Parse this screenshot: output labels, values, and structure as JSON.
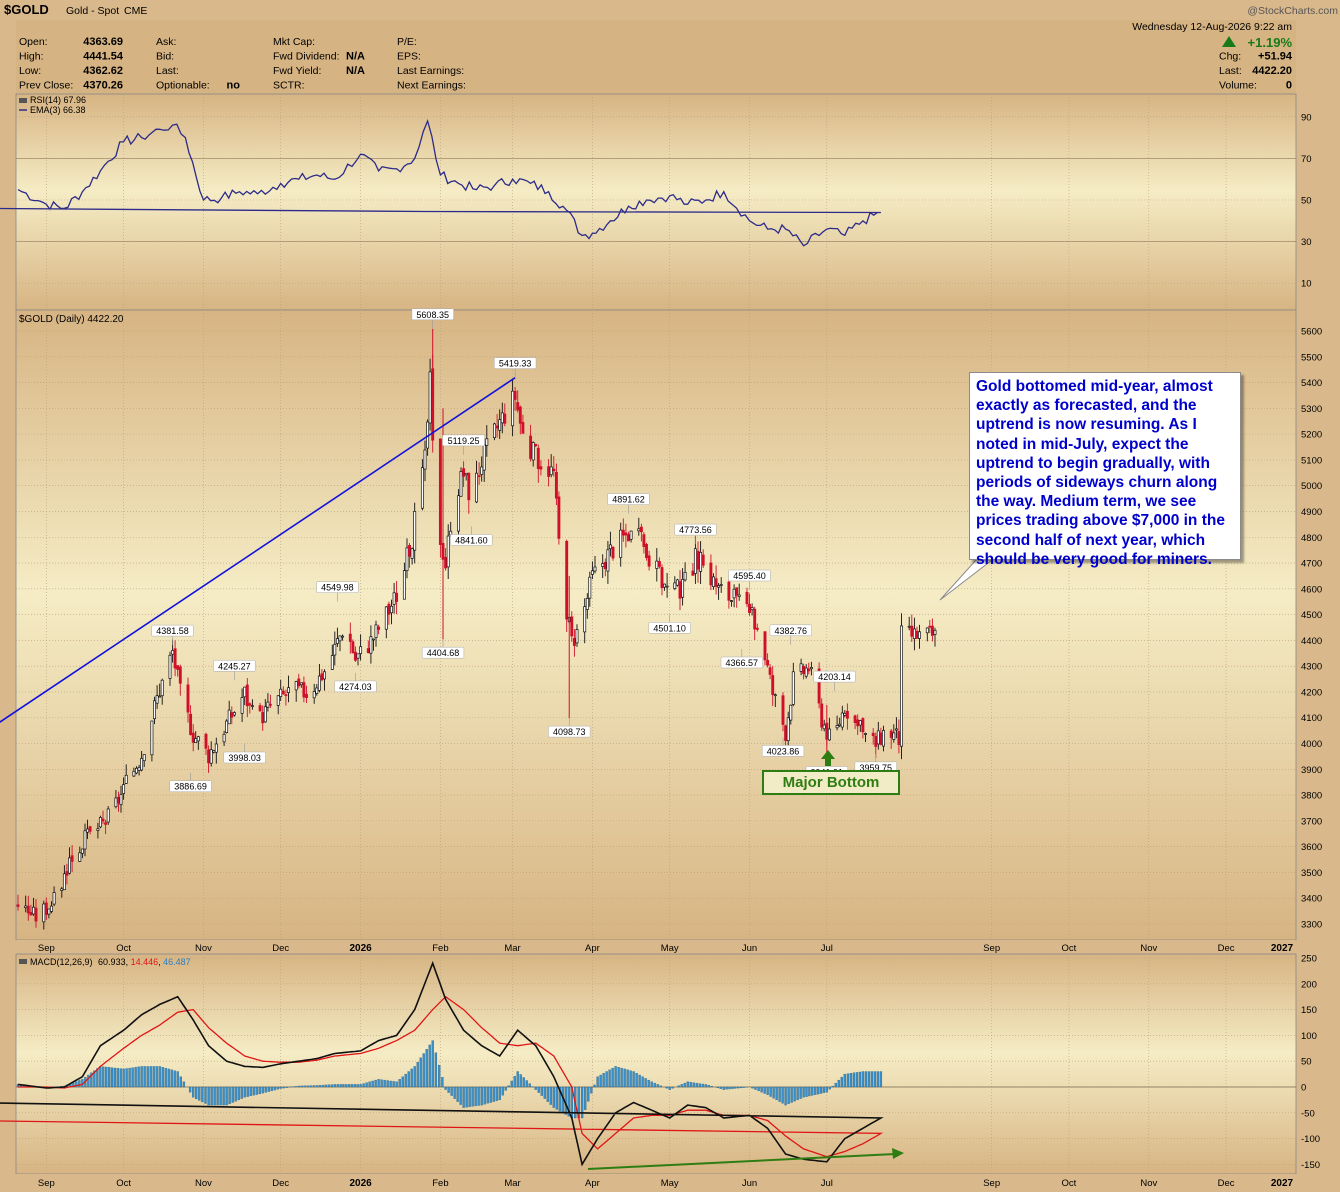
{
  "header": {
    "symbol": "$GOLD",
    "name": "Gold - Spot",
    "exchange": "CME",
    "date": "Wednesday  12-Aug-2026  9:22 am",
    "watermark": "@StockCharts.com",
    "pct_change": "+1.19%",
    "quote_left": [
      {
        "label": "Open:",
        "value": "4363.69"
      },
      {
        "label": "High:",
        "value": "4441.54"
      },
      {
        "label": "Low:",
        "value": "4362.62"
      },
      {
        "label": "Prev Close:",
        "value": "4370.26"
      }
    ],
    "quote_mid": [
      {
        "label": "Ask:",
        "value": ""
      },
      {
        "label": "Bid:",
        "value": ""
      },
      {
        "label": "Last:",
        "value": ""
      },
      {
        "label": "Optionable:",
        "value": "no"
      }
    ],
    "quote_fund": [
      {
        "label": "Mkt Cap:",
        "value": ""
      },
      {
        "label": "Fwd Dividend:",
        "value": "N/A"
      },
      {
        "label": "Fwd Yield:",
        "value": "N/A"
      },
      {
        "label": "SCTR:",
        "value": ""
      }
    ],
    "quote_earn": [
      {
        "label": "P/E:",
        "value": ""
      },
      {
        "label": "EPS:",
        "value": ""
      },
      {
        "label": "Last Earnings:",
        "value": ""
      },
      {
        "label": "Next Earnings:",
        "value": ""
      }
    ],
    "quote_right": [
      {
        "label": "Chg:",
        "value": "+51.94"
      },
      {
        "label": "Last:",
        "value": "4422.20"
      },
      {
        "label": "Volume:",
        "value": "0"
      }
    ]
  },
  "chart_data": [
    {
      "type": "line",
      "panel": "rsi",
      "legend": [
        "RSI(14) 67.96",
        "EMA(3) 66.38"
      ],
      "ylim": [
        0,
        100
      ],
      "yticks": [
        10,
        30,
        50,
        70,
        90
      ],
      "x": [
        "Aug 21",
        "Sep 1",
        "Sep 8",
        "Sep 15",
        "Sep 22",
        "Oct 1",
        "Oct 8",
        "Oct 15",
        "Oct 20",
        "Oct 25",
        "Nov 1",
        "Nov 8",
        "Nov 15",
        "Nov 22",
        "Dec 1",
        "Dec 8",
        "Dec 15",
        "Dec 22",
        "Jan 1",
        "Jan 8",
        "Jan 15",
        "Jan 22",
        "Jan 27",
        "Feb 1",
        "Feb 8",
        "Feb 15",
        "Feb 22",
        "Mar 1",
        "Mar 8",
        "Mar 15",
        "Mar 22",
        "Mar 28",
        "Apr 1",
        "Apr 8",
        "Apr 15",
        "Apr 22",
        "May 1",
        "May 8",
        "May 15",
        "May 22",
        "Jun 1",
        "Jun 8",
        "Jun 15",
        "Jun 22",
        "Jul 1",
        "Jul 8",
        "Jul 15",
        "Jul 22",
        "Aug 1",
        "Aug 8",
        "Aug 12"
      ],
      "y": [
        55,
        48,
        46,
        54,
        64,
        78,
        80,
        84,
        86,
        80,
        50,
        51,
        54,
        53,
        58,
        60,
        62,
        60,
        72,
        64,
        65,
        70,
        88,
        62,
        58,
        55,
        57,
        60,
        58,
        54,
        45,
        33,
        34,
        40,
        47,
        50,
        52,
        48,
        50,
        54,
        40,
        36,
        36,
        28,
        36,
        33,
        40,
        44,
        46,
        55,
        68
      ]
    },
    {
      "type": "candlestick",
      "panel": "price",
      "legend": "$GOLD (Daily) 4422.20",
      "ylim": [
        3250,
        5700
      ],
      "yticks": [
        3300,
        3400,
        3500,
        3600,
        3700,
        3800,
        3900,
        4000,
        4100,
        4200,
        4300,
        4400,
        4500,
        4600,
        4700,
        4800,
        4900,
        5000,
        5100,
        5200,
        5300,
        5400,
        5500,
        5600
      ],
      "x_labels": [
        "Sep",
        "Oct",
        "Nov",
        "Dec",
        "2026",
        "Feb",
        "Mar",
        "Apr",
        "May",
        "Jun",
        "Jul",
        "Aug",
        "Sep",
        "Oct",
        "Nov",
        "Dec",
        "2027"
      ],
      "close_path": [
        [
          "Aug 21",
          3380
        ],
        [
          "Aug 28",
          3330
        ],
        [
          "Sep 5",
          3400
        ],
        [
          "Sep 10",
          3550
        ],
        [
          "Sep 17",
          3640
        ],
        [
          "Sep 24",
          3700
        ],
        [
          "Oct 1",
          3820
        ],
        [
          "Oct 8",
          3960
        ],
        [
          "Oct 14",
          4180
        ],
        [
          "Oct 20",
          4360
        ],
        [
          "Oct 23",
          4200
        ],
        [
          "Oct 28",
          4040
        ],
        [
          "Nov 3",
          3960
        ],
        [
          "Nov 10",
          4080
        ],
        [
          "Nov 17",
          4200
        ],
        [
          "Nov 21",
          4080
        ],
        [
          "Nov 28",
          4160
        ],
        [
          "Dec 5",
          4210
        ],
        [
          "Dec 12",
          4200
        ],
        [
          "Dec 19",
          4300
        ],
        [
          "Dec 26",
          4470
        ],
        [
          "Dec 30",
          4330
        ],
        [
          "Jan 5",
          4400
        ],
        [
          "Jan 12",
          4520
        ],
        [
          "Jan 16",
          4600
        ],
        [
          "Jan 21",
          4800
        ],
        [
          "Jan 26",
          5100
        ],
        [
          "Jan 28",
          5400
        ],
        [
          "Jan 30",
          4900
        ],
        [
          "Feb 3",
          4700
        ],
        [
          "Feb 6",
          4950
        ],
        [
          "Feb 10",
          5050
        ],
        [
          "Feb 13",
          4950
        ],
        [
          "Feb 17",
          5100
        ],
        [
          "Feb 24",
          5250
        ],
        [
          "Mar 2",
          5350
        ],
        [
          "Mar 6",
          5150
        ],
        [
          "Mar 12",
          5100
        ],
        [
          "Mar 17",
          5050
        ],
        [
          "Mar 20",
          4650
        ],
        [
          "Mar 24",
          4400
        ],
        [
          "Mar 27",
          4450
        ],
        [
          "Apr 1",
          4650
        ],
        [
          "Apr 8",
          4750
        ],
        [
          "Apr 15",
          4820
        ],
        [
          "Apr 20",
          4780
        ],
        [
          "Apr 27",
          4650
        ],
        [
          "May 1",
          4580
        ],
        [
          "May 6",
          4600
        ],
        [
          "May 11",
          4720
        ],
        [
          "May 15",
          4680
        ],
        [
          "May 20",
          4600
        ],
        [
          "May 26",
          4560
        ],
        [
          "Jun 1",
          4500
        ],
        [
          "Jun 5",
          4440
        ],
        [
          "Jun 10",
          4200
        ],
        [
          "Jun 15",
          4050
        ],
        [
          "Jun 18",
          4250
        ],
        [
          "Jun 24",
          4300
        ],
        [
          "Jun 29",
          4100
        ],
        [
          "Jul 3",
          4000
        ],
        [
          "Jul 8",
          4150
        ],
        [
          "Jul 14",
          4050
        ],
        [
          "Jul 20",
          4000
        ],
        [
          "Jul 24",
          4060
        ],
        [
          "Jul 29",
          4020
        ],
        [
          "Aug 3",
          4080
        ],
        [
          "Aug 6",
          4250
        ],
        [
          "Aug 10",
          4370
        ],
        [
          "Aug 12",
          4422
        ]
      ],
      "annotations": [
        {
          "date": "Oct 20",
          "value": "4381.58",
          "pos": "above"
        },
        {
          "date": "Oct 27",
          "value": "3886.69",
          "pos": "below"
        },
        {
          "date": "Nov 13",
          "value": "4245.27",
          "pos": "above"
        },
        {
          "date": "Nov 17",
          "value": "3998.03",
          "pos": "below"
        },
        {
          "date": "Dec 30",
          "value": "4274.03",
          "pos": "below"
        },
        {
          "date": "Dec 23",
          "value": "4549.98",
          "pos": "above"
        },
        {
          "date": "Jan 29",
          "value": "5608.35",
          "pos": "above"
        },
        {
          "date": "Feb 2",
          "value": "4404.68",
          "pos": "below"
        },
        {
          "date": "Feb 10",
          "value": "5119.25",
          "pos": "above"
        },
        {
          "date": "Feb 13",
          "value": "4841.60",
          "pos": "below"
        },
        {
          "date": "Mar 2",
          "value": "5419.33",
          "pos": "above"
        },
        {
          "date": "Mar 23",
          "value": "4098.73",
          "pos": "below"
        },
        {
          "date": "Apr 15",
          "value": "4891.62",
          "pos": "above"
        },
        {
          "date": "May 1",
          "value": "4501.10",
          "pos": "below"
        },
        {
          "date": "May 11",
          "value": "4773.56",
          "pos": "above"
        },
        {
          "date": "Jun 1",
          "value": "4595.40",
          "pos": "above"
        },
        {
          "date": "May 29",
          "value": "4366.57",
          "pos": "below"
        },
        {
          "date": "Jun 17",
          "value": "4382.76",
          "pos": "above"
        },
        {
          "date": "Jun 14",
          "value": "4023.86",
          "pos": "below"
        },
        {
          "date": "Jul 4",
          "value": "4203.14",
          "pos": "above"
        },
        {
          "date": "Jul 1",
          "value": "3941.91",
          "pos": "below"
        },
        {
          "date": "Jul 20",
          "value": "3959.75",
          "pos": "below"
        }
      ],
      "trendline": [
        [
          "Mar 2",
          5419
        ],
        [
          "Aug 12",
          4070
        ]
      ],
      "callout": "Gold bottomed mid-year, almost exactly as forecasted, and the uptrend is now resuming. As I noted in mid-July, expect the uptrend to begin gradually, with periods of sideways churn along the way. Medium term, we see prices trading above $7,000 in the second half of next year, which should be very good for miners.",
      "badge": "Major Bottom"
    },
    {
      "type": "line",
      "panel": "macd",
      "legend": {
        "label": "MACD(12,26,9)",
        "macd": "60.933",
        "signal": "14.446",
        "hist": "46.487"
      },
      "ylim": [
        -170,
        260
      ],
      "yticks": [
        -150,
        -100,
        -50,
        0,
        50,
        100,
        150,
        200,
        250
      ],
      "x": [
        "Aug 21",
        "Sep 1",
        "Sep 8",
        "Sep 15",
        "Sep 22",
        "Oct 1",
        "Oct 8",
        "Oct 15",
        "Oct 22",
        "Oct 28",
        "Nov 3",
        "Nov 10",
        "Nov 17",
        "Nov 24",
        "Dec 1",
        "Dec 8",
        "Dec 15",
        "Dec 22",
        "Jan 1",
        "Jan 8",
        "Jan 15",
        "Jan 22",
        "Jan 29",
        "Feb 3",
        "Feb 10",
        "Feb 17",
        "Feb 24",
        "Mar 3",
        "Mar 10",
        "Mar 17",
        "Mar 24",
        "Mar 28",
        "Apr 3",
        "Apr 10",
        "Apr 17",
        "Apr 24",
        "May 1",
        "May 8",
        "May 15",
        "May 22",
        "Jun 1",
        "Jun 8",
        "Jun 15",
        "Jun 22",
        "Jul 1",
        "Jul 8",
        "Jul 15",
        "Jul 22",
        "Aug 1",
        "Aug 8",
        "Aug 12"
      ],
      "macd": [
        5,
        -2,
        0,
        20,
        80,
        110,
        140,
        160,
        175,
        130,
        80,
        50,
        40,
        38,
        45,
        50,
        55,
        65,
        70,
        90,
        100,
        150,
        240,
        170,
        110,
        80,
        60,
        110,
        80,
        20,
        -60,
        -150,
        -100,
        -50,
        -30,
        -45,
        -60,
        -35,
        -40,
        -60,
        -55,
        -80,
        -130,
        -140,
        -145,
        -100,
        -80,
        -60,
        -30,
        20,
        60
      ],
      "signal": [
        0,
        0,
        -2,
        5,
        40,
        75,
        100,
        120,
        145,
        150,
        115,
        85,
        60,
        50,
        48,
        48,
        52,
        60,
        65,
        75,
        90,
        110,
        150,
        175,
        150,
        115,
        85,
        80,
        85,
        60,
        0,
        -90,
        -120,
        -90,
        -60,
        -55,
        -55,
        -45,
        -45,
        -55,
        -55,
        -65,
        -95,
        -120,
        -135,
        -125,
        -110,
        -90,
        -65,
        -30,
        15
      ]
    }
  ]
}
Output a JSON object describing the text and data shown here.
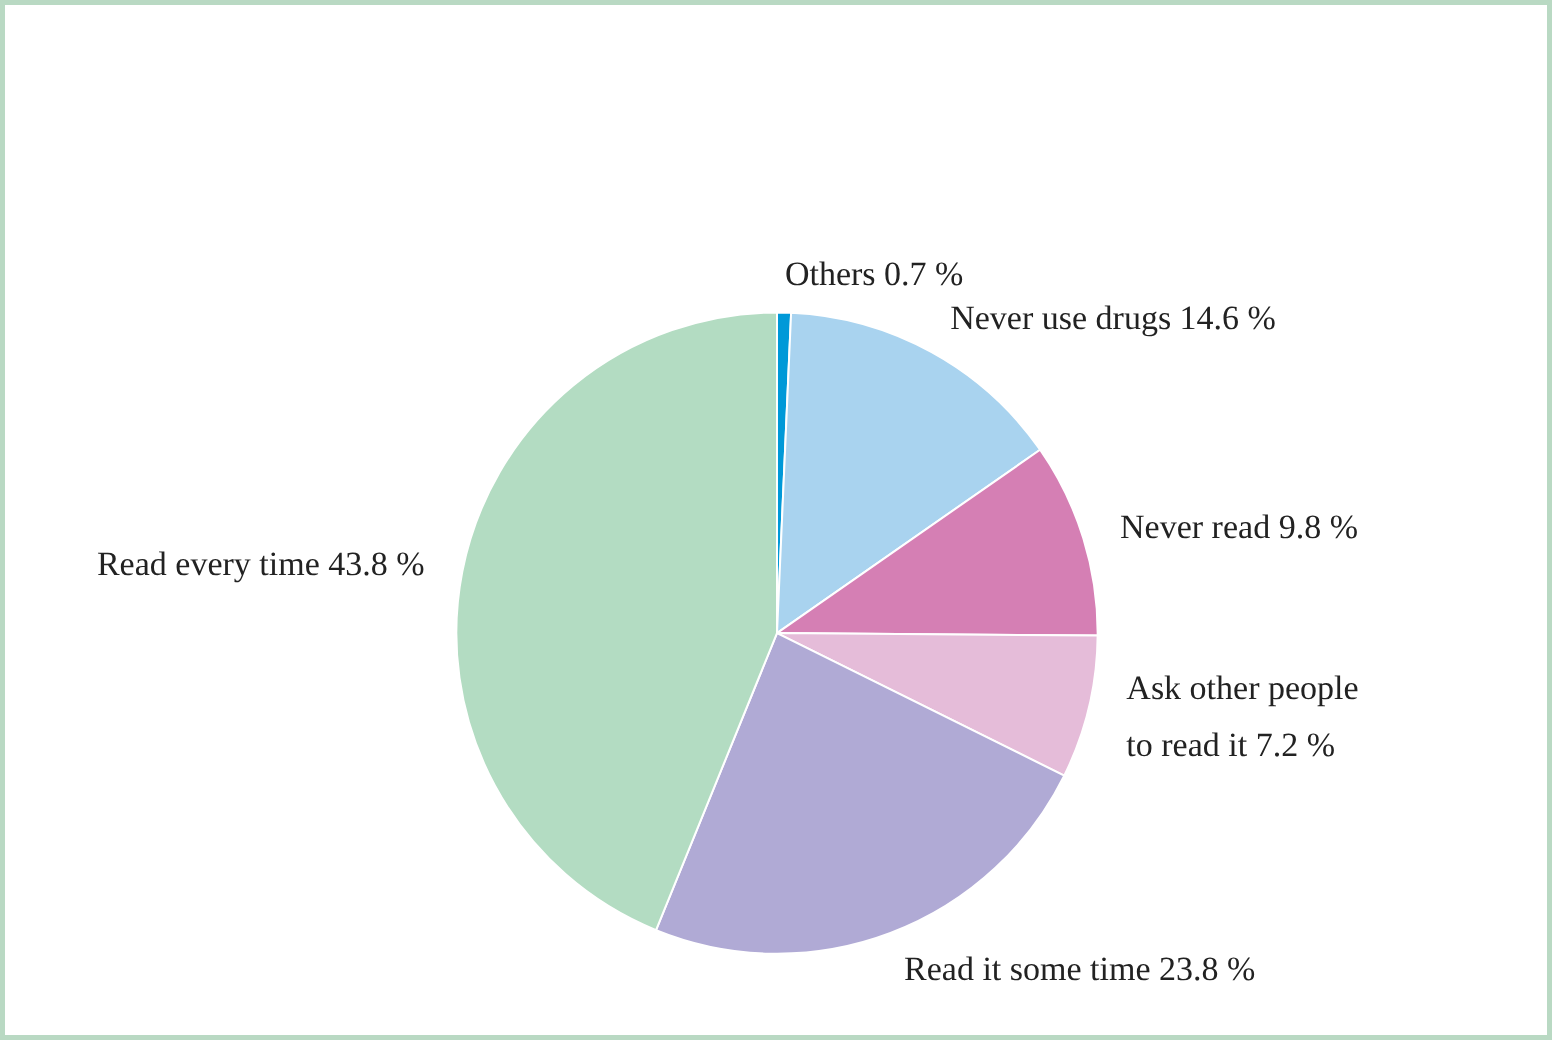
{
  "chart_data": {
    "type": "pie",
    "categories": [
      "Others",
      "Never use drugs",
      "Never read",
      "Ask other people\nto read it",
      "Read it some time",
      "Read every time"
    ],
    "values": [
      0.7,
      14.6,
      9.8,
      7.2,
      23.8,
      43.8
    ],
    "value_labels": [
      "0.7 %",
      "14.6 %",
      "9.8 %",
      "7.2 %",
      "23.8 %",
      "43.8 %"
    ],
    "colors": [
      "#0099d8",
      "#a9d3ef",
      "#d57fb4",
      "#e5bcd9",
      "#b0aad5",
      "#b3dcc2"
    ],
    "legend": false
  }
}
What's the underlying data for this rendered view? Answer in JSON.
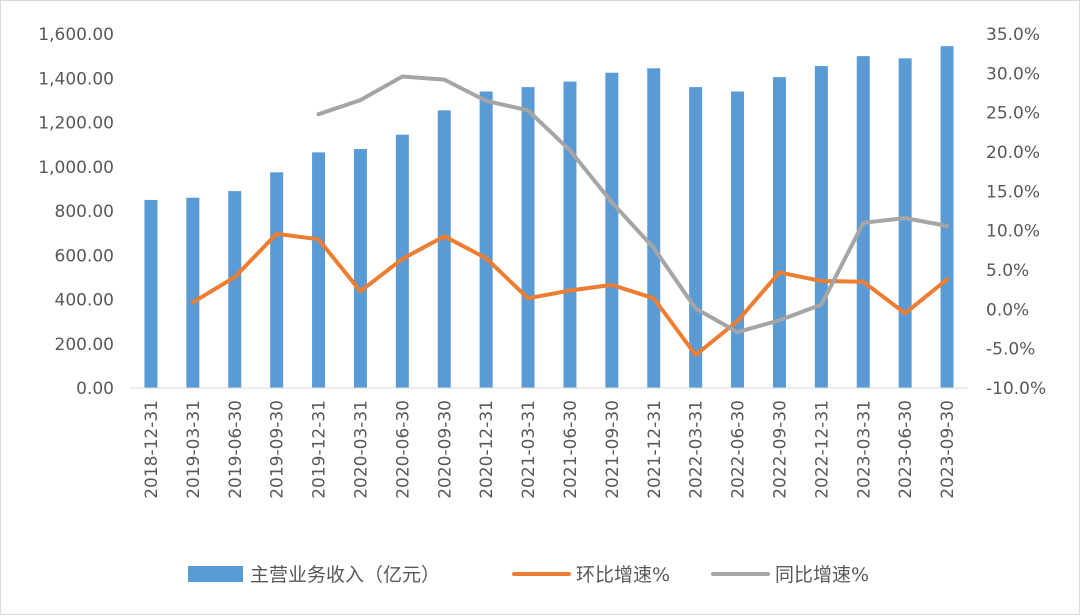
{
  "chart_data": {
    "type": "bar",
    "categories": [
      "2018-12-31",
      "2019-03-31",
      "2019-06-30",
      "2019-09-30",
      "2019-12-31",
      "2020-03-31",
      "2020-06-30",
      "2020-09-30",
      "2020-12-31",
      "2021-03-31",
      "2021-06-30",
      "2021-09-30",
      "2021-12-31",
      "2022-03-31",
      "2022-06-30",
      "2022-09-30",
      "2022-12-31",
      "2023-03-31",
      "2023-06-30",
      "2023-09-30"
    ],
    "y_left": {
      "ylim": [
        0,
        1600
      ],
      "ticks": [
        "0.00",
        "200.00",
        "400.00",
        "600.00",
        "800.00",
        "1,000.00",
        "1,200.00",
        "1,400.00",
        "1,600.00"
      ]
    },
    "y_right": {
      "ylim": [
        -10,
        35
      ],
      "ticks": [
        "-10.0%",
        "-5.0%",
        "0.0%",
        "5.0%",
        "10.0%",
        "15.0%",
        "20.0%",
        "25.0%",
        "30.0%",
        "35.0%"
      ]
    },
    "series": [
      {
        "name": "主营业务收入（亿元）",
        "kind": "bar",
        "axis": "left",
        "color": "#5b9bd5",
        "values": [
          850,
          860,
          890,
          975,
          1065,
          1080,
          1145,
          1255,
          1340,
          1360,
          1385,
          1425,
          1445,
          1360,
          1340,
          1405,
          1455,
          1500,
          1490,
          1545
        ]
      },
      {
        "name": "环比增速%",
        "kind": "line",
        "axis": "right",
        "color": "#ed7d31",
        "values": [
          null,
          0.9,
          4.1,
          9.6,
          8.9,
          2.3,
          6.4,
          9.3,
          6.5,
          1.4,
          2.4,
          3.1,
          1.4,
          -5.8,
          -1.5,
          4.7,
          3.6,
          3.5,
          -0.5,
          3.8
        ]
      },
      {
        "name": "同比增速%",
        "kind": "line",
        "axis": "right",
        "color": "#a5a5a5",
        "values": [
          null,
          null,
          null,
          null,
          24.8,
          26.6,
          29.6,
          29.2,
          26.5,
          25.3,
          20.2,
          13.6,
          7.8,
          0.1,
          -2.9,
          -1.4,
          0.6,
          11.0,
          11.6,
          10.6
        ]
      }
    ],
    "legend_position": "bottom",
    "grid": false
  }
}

══════

= WRITTEN EXERCISE =
Scan the lines for the string "JSON". Copy out each line that matches.

= WRITTEN RESPONSE =
Parse this screenshot: output labels, values, and structure as JSON.
Output a JSON object describing the text and data shown here.
What's the underlying data for this rendered view? Answer in JSON.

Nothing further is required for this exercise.